Work to be completed: In the entries that follow, how many lines contain "name"? Answer with the number only.

Items from a data source:
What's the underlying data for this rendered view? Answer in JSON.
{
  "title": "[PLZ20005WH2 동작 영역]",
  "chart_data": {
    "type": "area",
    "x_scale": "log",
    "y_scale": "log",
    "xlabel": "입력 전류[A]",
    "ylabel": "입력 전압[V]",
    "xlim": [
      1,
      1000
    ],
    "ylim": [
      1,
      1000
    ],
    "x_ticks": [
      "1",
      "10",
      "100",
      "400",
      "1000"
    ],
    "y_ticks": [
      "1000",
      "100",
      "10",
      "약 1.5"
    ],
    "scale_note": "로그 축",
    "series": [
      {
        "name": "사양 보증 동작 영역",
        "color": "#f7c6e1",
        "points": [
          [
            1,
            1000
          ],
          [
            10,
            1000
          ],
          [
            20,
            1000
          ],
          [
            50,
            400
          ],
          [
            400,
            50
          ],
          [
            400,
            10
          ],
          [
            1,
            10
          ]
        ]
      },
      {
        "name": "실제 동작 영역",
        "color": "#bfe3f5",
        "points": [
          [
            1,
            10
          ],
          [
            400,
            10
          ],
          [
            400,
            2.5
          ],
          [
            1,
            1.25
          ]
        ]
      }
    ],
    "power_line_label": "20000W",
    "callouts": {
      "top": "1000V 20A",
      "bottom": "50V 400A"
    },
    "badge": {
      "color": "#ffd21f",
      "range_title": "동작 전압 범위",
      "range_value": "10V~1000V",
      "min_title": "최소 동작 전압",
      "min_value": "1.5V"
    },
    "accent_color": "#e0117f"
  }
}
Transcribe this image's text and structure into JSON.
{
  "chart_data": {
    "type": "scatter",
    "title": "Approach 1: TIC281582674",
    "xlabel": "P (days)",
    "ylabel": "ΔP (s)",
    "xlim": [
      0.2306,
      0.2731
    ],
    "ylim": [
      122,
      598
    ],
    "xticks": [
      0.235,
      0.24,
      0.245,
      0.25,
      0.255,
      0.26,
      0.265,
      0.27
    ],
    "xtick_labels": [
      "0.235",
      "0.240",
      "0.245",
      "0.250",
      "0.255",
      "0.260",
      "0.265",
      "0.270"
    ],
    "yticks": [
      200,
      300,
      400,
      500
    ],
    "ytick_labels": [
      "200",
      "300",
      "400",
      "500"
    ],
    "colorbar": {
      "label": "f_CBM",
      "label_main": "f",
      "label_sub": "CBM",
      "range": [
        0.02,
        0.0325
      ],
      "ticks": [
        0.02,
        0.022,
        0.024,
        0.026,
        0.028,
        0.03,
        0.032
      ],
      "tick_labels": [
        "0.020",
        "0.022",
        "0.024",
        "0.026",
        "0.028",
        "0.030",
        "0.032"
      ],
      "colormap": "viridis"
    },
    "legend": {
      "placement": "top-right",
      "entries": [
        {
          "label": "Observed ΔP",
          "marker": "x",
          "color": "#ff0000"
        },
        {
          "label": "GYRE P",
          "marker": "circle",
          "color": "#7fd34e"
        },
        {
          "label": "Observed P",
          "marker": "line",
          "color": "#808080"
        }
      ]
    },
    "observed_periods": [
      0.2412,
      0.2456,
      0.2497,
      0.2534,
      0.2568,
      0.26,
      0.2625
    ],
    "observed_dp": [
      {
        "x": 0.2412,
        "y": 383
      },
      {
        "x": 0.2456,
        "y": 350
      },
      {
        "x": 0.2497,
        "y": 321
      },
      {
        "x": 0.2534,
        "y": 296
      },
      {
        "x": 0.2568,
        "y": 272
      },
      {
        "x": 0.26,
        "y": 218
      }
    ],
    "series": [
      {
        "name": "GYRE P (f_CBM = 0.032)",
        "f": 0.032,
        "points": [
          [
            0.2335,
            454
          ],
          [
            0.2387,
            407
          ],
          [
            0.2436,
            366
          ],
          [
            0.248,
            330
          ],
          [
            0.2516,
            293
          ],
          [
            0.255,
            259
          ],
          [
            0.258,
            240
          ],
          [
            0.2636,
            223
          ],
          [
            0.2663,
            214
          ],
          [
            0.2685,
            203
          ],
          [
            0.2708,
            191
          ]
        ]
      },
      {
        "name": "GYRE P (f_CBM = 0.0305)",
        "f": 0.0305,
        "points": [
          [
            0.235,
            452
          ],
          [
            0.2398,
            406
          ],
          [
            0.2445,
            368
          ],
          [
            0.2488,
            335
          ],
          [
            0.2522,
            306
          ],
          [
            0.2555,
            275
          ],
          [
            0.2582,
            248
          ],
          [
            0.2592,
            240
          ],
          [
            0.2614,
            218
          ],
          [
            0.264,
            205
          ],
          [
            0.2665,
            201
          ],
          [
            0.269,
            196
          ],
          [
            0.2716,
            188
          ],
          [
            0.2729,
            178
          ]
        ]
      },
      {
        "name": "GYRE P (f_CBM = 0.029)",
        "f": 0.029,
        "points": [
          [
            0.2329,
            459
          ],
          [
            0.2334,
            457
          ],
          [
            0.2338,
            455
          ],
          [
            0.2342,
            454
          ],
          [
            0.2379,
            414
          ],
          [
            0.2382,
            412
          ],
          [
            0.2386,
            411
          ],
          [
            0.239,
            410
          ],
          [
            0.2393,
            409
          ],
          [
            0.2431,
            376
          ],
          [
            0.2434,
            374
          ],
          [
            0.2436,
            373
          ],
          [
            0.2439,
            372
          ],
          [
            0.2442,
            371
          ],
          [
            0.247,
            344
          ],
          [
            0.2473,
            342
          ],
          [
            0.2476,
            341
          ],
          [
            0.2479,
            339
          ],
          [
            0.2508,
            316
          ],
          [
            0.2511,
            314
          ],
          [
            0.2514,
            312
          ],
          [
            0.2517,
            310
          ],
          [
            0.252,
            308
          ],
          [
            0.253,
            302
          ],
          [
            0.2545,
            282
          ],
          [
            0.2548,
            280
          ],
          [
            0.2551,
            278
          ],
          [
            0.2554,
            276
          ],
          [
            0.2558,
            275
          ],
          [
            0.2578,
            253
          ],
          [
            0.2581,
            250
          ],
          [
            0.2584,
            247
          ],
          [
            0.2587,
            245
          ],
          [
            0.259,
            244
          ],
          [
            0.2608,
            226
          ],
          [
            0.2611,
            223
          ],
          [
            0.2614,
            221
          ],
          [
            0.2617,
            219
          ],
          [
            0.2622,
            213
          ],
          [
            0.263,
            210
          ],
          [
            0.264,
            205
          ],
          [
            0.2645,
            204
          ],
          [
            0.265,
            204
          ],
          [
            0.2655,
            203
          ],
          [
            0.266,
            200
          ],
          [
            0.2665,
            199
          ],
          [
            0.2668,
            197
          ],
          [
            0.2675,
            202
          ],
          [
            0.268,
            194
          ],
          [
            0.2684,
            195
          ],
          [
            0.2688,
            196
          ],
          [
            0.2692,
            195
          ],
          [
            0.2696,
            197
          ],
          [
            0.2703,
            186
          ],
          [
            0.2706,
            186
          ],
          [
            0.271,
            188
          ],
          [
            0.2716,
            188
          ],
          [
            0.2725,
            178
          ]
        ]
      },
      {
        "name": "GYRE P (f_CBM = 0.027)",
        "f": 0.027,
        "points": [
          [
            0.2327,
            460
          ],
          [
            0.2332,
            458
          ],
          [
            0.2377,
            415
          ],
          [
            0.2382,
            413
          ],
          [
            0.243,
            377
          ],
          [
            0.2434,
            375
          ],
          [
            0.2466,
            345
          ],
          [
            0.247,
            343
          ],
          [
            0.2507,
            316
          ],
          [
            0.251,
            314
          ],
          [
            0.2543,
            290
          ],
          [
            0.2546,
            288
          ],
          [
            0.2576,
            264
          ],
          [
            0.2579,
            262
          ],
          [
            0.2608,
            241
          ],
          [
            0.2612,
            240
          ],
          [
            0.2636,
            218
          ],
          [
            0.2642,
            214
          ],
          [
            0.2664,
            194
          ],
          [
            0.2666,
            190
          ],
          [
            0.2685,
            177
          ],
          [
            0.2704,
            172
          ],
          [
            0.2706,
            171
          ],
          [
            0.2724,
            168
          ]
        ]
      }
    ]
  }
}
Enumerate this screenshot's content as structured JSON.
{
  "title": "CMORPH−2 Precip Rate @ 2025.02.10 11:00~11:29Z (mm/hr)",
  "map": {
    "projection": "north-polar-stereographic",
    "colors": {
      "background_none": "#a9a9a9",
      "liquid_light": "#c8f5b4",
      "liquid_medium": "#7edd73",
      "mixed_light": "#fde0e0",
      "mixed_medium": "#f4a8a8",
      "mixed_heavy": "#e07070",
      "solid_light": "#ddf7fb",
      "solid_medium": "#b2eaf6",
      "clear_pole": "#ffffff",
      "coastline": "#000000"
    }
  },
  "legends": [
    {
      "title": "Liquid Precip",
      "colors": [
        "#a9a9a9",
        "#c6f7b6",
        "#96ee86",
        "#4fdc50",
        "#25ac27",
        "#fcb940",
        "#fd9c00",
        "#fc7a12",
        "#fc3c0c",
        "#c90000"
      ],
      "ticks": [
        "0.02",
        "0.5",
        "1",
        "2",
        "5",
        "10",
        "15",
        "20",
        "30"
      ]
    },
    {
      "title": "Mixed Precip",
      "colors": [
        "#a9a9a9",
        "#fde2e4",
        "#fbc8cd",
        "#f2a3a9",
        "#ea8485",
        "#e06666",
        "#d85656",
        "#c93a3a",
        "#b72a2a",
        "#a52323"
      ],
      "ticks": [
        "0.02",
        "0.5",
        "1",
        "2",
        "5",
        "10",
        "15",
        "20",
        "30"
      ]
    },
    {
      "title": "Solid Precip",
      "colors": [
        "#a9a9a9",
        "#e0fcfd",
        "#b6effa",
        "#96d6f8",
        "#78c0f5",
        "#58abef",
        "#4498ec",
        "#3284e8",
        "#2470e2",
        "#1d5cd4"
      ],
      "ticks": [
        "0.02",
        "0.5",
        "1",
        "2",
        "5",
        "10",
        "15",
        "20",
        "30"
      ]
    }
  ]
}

Solved problem: 6